## SUPPLIED DATA
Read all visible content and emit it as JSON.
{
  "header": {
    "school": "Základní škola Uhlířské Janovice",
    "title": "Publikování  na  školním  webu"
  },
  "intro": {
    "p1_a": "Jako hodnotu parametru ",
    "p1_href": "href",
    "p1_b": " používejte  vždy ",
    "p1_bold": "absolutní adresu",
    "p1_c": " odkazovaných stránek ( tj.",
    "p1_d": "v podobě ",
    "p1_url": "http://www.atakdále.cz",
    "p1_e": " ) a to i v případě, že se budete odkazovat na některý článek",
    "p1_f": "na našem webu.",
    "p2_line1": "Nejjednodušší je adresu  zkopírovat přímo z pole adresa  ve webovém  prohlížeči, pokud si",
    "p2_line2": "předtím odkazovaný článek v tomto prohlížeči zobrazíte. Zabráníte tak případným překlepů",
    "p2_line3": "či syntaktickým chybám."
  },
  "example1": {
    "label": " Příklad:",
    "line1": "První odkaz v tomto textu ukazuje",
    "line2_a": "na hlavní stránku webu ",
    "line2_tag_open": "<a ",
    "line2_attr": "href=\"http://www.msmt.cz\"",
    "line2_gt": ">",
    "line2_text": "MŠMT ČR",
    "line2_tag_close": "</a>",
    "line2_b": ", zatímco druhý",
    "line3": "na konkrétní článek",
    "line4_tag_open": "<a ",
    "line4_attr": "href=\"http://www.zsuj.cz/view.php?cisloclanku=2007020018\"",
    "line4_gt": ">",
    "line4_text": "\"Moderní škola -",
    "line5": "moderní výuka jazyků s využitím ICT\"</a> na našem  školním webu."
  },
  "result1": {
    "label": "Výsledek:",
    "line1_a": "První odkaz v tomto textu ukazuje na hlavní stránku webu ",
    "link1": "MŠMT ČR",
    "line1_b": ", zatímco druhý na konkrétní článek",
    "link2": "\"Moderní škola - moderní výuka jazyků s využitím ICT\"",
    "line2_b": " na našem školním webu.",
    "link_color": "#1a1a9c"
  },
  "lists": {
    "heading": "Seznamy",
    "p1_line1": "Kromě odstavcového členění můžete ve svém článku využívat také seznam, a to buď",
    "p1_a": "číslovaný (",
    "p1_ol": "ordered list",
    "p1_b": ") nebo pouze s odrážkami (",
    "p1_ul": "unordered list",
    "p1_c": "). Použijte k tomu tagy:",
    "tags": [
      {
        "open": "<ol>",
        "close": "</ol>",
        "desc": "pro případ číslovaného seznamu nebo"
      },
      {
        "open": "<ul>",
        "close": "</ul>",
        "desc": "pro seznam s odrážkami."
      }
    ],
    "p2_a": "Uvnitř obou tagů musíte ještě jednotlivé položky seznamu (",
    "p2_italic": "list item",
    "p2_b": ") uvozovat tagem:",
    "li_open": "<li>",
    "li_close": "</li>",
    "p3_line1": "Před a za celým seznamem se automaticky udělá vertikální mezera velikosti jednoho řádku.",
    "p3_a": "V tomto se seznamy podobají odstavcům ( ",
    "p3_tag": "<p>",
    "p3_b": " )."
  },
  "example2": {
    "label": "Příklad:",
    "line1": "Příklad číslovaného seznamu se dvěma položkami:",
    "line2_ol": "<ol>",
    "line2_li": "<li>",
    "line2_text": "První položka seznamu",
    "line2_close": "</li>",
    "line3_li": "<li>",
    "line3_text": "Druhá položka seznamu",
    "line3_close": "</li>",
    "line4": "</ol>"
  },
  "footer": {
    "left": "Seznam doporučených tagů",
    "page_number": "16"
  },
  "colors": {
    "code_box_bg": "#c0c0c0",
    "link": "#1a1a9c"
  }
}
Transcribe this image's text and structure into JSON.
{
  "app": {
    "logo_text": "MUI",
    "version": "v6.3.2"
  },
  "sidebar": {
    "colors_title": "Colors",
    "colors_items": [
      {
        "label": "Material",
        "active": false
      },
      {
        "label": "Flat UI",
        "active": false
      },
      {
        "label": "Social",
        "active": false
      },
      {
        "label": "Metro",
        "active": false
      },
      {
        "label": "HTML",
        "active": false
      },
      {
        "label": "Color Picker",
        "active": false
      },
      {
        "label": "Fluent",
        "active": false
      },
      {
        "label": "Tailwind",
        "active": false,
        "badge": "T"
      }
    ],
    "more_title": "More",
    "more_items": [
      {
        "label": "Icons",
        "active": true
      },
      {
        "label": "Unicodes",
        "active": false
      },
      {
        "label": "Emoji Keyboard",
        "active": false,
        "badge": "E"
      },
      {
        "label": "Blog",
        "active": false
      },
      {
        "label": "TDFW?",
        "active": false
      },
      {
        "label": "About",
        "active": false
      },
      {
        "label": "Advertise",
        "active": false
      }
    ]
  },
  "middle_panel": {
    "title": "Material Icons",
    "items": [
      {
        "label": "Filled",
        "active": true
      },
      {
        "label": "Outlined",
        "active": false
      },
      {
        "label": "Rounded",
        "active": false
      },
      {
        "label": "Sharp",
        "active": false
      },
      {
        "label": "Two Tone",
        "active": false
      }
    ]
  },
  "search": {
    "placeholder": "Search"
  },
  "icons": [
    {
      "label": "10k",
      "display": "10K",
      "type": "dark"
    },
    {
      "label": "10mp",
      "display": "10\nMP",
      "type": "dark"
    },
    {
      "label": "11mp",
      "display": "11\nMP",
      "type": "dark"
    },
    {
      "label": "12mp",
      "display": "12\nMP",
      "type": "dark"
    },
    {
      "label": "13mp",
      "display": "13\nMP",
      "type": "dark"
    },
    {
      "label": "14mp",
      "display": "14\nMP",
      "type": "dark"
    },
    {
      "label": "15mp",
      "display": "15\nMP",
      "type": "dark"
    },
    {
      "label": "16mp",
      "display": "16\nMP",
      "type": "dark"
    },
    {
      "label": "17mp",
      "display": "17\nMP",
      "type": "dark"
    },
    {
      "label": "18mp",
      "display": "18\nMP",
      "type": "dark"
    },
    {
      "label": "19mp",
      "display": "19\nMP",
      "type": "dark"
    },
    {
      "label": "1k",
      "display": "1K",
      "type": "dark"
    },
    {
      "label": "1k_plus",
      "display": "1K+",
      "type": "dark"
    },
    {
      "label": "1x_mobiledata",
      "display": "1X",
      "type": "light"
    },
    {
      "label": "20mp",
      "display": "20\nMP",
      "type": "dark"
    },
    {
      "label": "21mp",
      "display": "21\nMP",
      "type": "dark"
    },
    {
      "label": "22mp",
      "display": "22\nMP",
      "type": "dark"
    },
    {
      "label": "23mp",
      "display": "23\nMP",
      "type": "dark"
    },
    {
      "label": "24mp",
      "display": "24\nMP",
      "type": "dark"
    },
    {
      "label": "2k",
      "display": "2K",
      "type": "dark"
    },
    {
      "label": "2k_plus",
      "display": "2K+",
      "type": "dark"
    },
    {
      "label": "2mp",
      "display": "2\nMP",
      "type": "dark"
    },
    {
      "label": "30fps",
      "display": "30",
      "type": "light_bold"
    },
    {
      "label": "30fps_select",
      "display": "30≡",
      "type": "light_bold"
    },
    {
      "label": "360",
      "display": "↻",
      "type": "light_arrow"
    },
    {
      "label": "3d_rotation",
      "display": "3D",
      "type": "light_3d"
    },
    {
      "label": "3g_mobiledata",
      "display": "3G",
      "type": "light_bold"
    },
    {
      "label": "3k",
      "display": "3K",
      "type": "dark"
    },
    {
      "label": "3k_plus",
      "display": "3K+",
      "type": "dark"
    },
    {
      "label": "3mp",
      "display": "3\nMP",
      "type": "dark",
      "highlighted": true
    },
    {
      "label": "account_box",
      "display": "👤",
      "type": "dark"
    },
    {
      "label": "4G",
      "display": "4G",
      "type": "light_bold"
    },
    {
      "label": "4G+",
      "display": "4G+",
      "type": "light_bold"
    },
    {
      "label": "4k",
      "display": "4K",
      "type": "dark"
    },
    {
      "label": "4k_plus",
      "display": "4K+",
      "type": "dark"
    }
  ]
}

## AIM
Tally the lines holding the string "href" and give only the count.

## RESULT BELOW
3